#### PROBLEM REQUIREMENTS
Type out all the records word for word. Any pictures are to be left out.

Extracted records
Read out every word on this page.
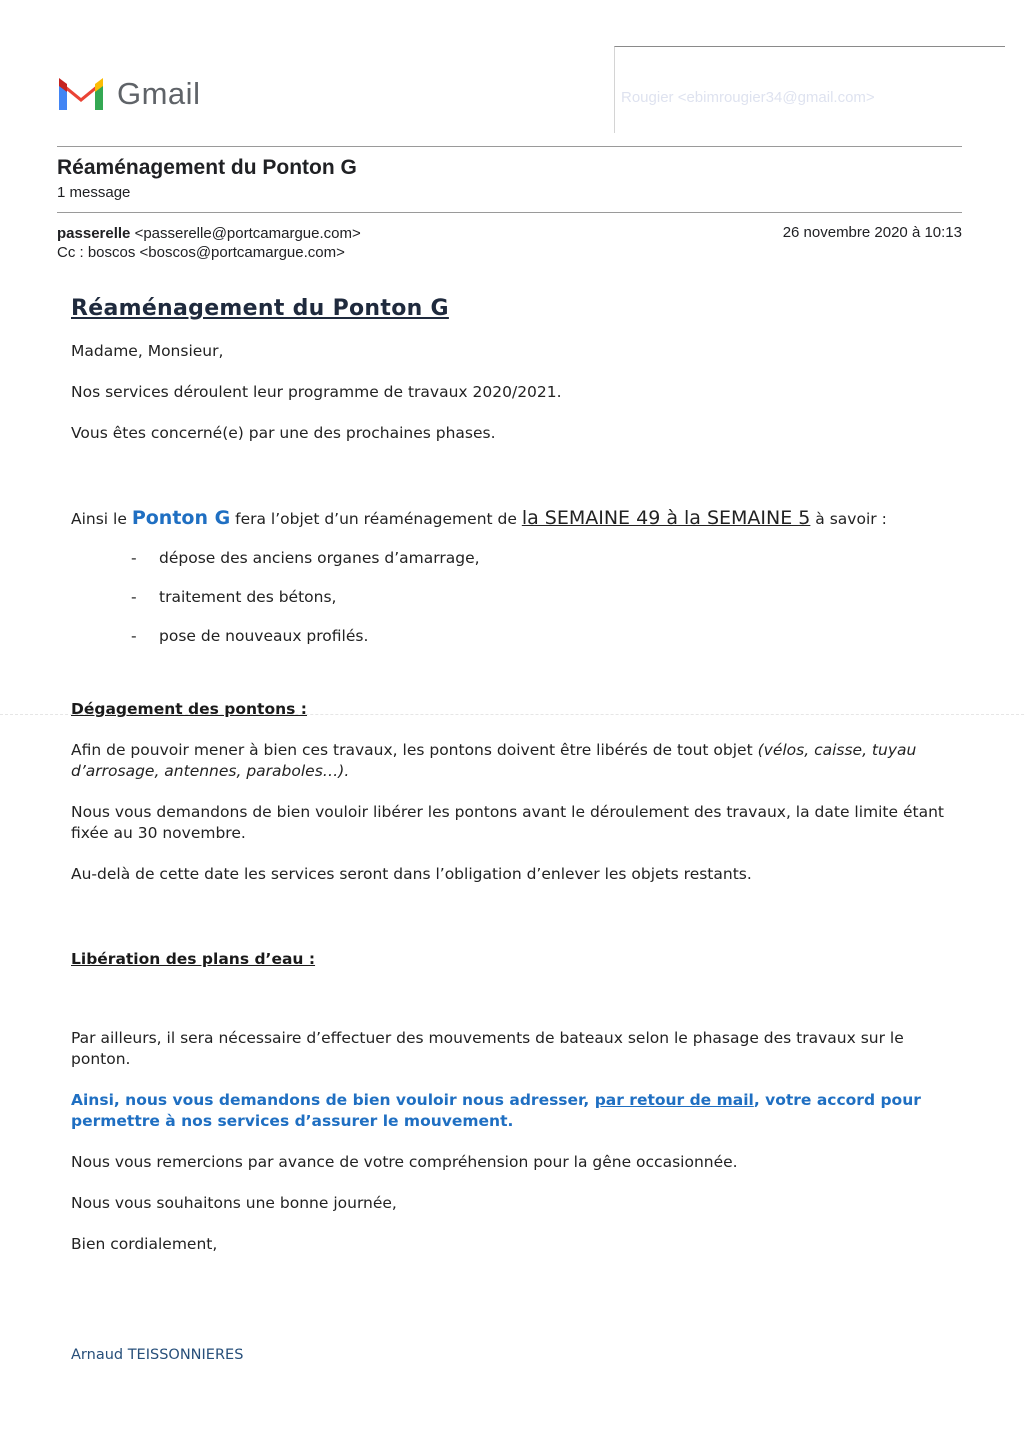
Gmail	Rougier <ebimrougier34@gmail.com>
Réaménagement du Ponton G
1 message
passerelle <passerelle@portcamargue.com>
Cc : boscos <boscos@portcamargue.com>
26 novembre 2020 à 10:13

Réaménagement du Ponton G

Madame, Monsieur,

Nos services déroulent leur programme de travaux 2020/2021.

Vous êtes concerné(e) par une des prochaines phases.

Ainsi le Ponton G fera l’objet d’un réaménagement de la SEMAINE 49 à la SEMAINE 5 à savoir :

- dépose des anciens organes d’amarrage,
- traitement des bétons,
- pose de nouveaux profilés.

Dégagement des pontons :

Afin de pouvoir mener à bien ces travaux, les pontons doivent être libérés de tout objet (vélos, caisse, tuyau d’arrosage, antennes, paraboles…).

Nous vous demandons de bien vouloir libérer les pontons avant le déroulement des travaux, la date limite étant fixée au 30 novembre.

Au-delà de cette date les services seront dans l’obligation d’enlever les objets restants.

Libération des plans d’eau :

Par ailleurs, il sera nécessaire d’effectuer des mouvements de bateaux selon le phasage des travaux sur le ponton.

Ainsi, nous vous demandons de bien vouloir nous adresser, par retour de mail, votre accord pour permettre à nos services d’assurer le mouvement.

Nous vous remercions par avance de votre compréhension pour la gêne occasionnée.

Nous vous souhaitons une bonne journée,

Bien cordialement,

Arnaud TEISSONNIERES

#### SOLUTION TO THIS TASK
Read out every word on this page.
Gmail	Rougier <ebimrougier34@gmail.com>
Réaménagement du Ponton G
1 message
passerelle <passerelle@portcamargue.com>
Cc : boscos <boscos@portcamargue.com>
26 novembre 2020 à 10:13

Réaménagement du Ponton G

Madame, Monsieur,

Nos services déroulent leur programme de travaux 2020/2021.

Vous êtes concerné(e) par une des prochaines phases.

Ainsi le Ponton G fera l’objet d’un réaménagement de la SEMAINE 49 à la SEMAINE 5 à savoir :

- dépose des anciens organes d’amarrage,
- traitement des bétons,
- pose de nouveaux profilés.

Dégagement des pontons :

Afin de pouvoir mener à bien ces travaux, les pontons doivent être libérés de tout objet (vélos, caisse, tuyau d’arrosage, antennes, paraboles…).

Nous vous demandons de bien vouloir libérer les pontons avant le déroulement des travaux, la date limite étant fixée au 30 novembre.

Au-delà de cette date les services seront dans l’obligation d’enlever les objets restants.

Libération des plans d’eau :

Par ailleurs, il sera nécessaire d’effectuer des mouvements de bateaux selon le phasage des travaux sur le ponton.

Ainsi, nous vous demandons de bien vouloir nous adresser, par retour de mail, votre accord pour permettre à nos services d’assurer le mouvement.

Nous vous remercions par avance de votre compréhension pour la gêne occasionnée.

Nous vous souhaitons une bonne journée,

Bien cordialement,

Arnaud TEISSONNIERES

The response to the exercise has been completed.